### TASK DESCRIPTION
Please transcribe the data that follows without the pictures, keeping every word the same.

### ITEMS
* * * * * * *
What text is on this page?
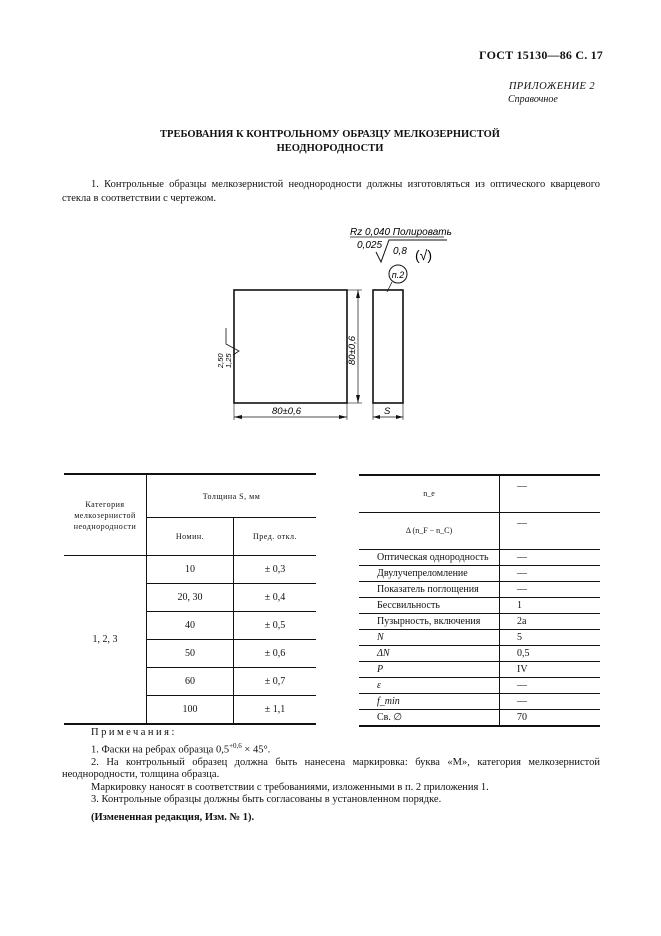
ГОСТ 15130—86 С. 17
ПРИЛОЖЕНИЕ 2
Справочное
ТРЕБОВАНИЯ К КОНТРОЛЬНОМУ ОБРАЗЦУ МЕЛКОЗЕРНИСТОЙ
НЕОДНОРОДНОСТИ
1. Контрольные образцы мелкозернистой неоднородности должны изготовляться из оптического кварцевого стекла в соответствии с чертежом.
Rz 0,040 Полировать
0,025
0,8 (√)
п.2
80±0,6
80±0,6	S
2,50 1,25
Категория мелкозернистой неоднородности	Толщина S, мм	
	Номин.	Пред. откл.
1, 2, 3	10	± 0,3
	20, 30	± 0,4
	40	± 0,5
	50	± 0,6
	60	± 0,7
	100	± 1,1
n_e	—
Δ (n_F − n_C)	—
Оптическая однородность	—
Двулучепреломление	—
Показатель поглощения	—
Бессвильность	1
Пузырность, включения	2а
N	5
ΔN	0,5
P	IV
ε	—
f_min	—
Св. ∅	70

Примечания:

1. Фаски на ребрах образца $0,5^{+0,6} \times 45^\circ$.

2. На контрольный образец должна быть нанесена маркировка: буква «М», категория мелкозернистой неоднородности, толщина образца.

Маркировку наносят в соответствии с требованиями, изложенными в п. 2 приложения 1.

3. Контрольные образцы должны быть согласованы в установленном порядке.

(Измененная редакция, Изм. № 1).
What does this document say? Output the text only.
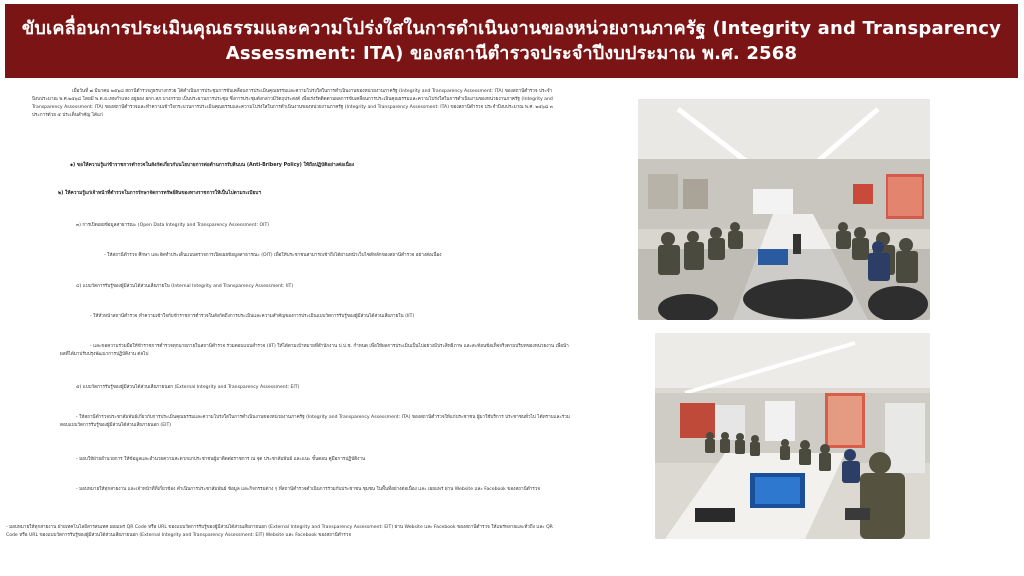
ขับเคลื่อนการประเมินคุณธรรมและความโปร่งใสในการดำเนินงานของหน่วยงานภาครัฐ (Integrity and Transparency
Assessment: ITA) ของสถานีตำรวจประจำปีงบประมาณ พ.ศ. 2568
เมื่อวันที่ ๗ มีนาคม ๒๕๖๘ สถานีตำรวจภูธรบางกรวย ได้ดำเนินการประชุมการขับเคลื่อนการประเมินคุณธรรมและความโปร่งใสในการดำเนินงานของหน่วยงานภาครัฐ (Integrity and Transparency Assessment: ITA) ของสถานีตำรวจ ประจำปีงบประมาณ พ.ศ.๒๕๖๘ โดยมี พ.ต.อ.เทพกำแหง อยู่ยอง ผกก.สภ.บางกรวย เป็นประธานการประชุม ซึ่งการประชุมดังกล่าวมีวัตถุประสงค์ เพื่อเร่งรัดติดตามผลการขับเคลื่อนการประเมินคุณธรรมและความโปร่งใสในการดำเนินงานของหน่วยงานภาครัฐ (Integrity and Transparency Assessment: ITA) ของสถานีตำรวจและทำความเข้าใจกระบวนการประเมินคุณธรรมและความโปร่งใสในการดำเนินงานของหน่วยงานภาครัฐ (Integrity and Transparency Assessment: ITA) ของสถานีตำรวจ ประจำปีงบประมาณ พ.ศ. ๒๕๖๘ ๓ ประการด้วย ๕ ประเด็นสำคัญ ได้แก่
๑) ขอให้ความรู้แก่ข้าราชการตำรวจในสังกัดเกี่ยวกับนโยบายการต่อต้านการรับสินบน (Anti-Bribery Policy) ให้ถือปฏิบัติอย่างต่อเนื่อง
๒) ให้ความรู้แก่เจ้าหน้าที่ตำรวจในการรักษาจัดการทรัพย์สินของทางราชการให้เป็นไปตามระเบียบฯ
๓) การเปิดเผยข้อมูลสาธารณะ (Open Data Integrity and Transparency Assessment: OIT)
- ให้สถานีตำรวจ ศึกษา และจัดทำประเด็นแบบตรวจการเปิดเผยข้อมูลสาธารณะ (OIT) เพื่อให้ประชาชนสามารถเข้าถึงได้ผ่านหน้าเว็บไซต์หลักของสถานีตำรวจ อย่างต่อเนื่อง
๔) แบบวัดการรับรู้ของผู้มีส่วนได้ส่วนเสียภายใน (Internal Integrity and Transparency Assessment: IIT)
- ให้หัวหน้าสถานีตำรวจ ทำความเข้าใจกับข้าราชการตำรวจในสังกัดถึงการประเมินและความสำคัญของการประเมินแบบวัดการรับรู้ของผู้มีส่วนได้ส่วนเสียภายใน (IIT)
- และขอความร่วมมือให้ข้าราชการตำรวจทุกนายภายในสถานีตำรวจ ร่วมตอบแบบสำรวจ (IIT) ให้ได้ตามเป้าหมายที่สำนักงาน ป.ป.ช. กำหนด เพื่อให้ผลการประเมินเป็นไปอย่างมีประสิทธิภาพ และสะท้อนข้อเท็จจริงตามบริบทของหน่วยงาน เพื่อนำผลที่ได้มาปรับปรุงพัฒนาการปฏิบัติงาน ต่อไป
๕) แบบวัดการรับรู้ของผู้มีส่วนได้ส่วนเสียภายนอก (External Integrity and Transparency Assessment: EIT)
- ให้สถานีตำรวจประชาสัมพันธ์เกี่ยวกับการประเมินคุณธรรมและความโปร่งใสในการดำเนินงานของหน่วยงานภาครัฐ (Integrity and Transparency Assessment: ITA) ของสถานีตำรวจให้แก่ประชาชน ผู้มาใช้บริการ ประชาชนทั่วไป ได้ทราบและร่วมตอบแบบวัดการรับรู้ของผู้มีส่วนได้ส่วนเสียภายนอก (EIT)
- มอบให้ฝ่ายอำนวยการ ให้ข้อมูลและอำนวยความสะดวกแก่ประชาชนผู้มาติดต่อราชการ ณ จุด ประชาสัมพันธ์ และแนะ ขั้นตอน คู่มือการปฏิบัติงาน
- มอบหมายให้ทุกสายงาน และเจ้าหน้าที่ที่เกี่ยวข้อง ดำเนินการประชาสัมพันธ์ ข้อมูล และกิจกรรมต่าง ๆ ที่สถานีตำรวจดำเนินการร่วมกับประชาชน ชุมชน ในพื้นที่อย่างต่อเนื่อง และ เผยแพร่ ผ่าน Website และ Facebook ของสถานีตำรวจ
- มอบหมายให้ทุกสายงาน ฝ่ายเทคโนโลยีสารสนเทศ เผยแพร่ QR Code หรือ URL ของแบบวัดการรับรู้ของผู้มีส่วนได้ส่วนเสียภายนอก (External Integrity and Transparency Assessment: EIT) ผ่าน Website และ Facebook ของสถานีตำรวจ ให้แพร่หลายและทั่วถึง และ QR Code หรือ URL ของแบบวัดการรับรู้ของผู้มีส่วนได้ส่วนเสียภายนอก (External Integrity and Transparency Assessment: EIT) Website และ Facebook ของสถานีตำรวจ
* * * * * * *
### REPLY TO THE TASK
What text is on this page?
ГОСТ 15130—86 С. 17
ПРИЛОЖЕНИЕ 2
Справочное
ТРЕБОВАНИЯ К КОНТРОЛЬНОМУ ОБРАЗЦУ МЕЛКОЗЕРНИСТОЙ
НЕОДНОРОДНОСТИ
1. Контрольные образцы мелкозернистой неоднородности должны изготовляться из оптического кварцевого стекла в соответствии с чертежом.
Rz 0,040 Полировать
0,025
0,8 (√)
п.2
80±0,6
80±0,6	S
2,50 1,25
Категория мелкозернистой неоднородности	Толщина S, мм	
	Номин.	Пред. откл.
1, 2, 3	10	± 0,3
	20, 30	± 0,4
	40	± 0,5
	50	± 0,6
	60	± 0,7
	100	± 1,1
n_e	—
Δ (n_F − n_C)	—
Оптическая однородность	—
Двулучепреломление	—
Показатель поглощения	—
Бессвильность	1
Пузырность, включения	2а
N	5
ΔN	0,5
P	IV
ε	—
f_min	—
Св. ∅	70

Примечания:

1. Фаски на ребрах образца $0,5^{+0,6} \times 45^\circ$.

2. На контрольный образец должна быть нанесена маркировка: буква «М», категория мелкозернистой неоднородности, толщина образца.

Маркировку наносят в соответствии с требованиями, изложенными в п. 2 приложения 1.

3. Контрольные образцы должны быть согласованы в установленном порядке.

(Измененная редакция, Изм. № 1).
What does this document say? Output the text only.
ขับเคลื่อนการประเมินคุณธรรมและความโปร่งใสในการดำเนินงานของหน่วยงานภาครัฐ (Integrity and Transparency
Assessment: ITA) ของสถานีตำรวจประจำปีงบประมาณ พ.ศ. 2568
เมื่อวันที่ ๗ มีนาคม ๒๕๖๘ สถานีตำรวจภูธรบางกรวย ได้ดำเนินการประชุมการขับเคลื่อนการประเมินคุณธรรมและความโปร่งใสในการดำเนินงานของหน่วยงานภาครัฐ (Integrity and Transparency Assessment: ITA) ของสถานีตำรวจ ประจำปีงบประมาณ พ.ศ.๒๕๖๘ โดยมี พ.ต.อ.เทพกำแหง อยู่ยอง ผกก.สภ.บางกรวย เป็นประธานการประชุม ซึ่งการประชุมดังกล่าวมีวัตถุประสงค์ เพื่อเร่งรัดติดตามผลการขับเคลื่อนการประเมินคุณธรรมและความโปร่งใสในการดำเนินงานของหน่วยงานภาครัฐ (Integrity and Transparency Assessment: ITA) ของสถานีตำรวจและทำความเข้าใจกระบวนการประเมินคุณธรรมและความโปร่งใสในการดำเนินงานของหน่วยงานภาครัฐ (Integrity and Transparency Assessment: ITA) ของสถานีตำรวจ ประจำปีงบประมาณ พ.ศ. ๒๕๖๘ ๓ ประการด้วย ๕ ประเด็นสำคัญ ได้แก่
๑) ขอให้ความรู้แก่ข้าราชการตำรวจในสังกัดเกี่ยวกับนโยบายการต่อต้านการรับสินบน (Anti-Bribery Policy) ให้ถือปฏิบัติอย่างต่อเนื่อง
๒) ให้ความรู้แก่เจ้าหน้าที่ตำรวจในการรักษาจัดการทรัพย์สินของทางราชการให้เป็นไปตามระเบียบฯ
๓) การเปิดเผยข้อมูลสาธารณะ (Open Data Integrity and Transparency Assessment: OIT)
- ให้สถานีตำรวจ ศึกษา และจัดทำประเด็นแบบตรวจการเปิดเผยข้อมูลสาธารณะ (OIT) เพื่อให้ประชาชนสามารถเข้าถึงได้ผ่านหน้าเว็บไซต์หลักของสถานีตำรวจ อย่างต่อเนื่อง
๔) แบบวัดการรับรู้ของผู้มีส่วนได้ส่วนเสียภายใน (Internal Integrity and Transparency Assessment: IIT)
- ให้หัวหน้าสถานีตำรวจ ทำความเข้าใจกับข้าราชการตำรวจในสังกัดถึงการประเมินและความสำคัญของการประเมินแบบวัดการรับรู้ของผู้มีส่วนได้ส่วนเสียภายใน (IIT)
- และขอความร่วมมือให้ข้าราชการตำรวจทุกนายภายในสถานีตำรวจ ร่วมตอบแบบสำรวจ (IIT) ให้ได้ตามเป้าหมายที่สำนักงาน ป.ป.ช. กำหนด เพื่อให้ผลการประเมินเป็นไปอย่างมีประสิทธิภาพ และสะท้อนข้อเท็จจริงตามบริบทของหน่วยงาน เพื่อนำผลที่ได้มาปรับปรุงพัฒนาการปฏิบัติงาน ต่อไป
๕) แบบวัดการรับรู้ของผู้มีส่วนได้ส่วนเสียภายนอก (External Integrity and Transparency Assessment: EIT)
- ให้สถานีตำรวจประชาสัมพันธ์เกี่ยวกับการประเมินคุณธรรมและความโปร่งใสในการดำเนินงานของหน่วยงานภาครัฐ (Integrity and Transparency Assessment: ITA) ของสถานีตำรวจให้แก่ประชาชน ผู้มาใช้บริการ ประชาชนทั่วไป ได้ทราบและร่วมตอบแบบวัดการรับรู้ของผู้มีส่วนได้ส่วนเสียภายนอก (EIT)
- มอบให้ฝ่ายอำนวยการ ให้ข้อมูลและอำนวยความสะดวกแก่ประชาชนผู้มาติดต่อราชการ ณ จุด ประชาสัมพันธ์ และแนะ ขั้นตอน คู่มือการปฏิบัติงาน
- มอบหมายให้ทุกสายงาน และเจ้าหน้าที่ที่เกี่ยวข้อง ดำเนินการประชาสัมพันธ์ ข้อมูล และกิจกรรมต่าง ๆ ที่สถานีตำรวจดำเนินการร่วมกับประชาชน ชุมชน ในพื้นที่อย่างต่อเนื่อง และ เผยแพร่ ผ่าน Website และ Facebook ของสถานีตำรวจ
- มอบหมายให้ทุกสายงาน ฝ่ายเทคโนโลยีสารสนเทศ เผยแพร่ QR Code หรือ URL ของแบบวัดการรับรู้ของผู้มีส่วนได้ส่วนเสียภายนอก (External Integrity and Transparency Assessment: EIT) ผ่าน Website และ Facebook ของสถานีตำรวจ ให้แพร่หลายและทั่วถึง และ QR Code หรือ URL ของแบบวัดการรับรู้ของผู้มีส่วนได้ส่วนเสียภายนอก (External Integrity and Transparency Assessment: EIT) Website และ Facebook ของสถานีตำรวจ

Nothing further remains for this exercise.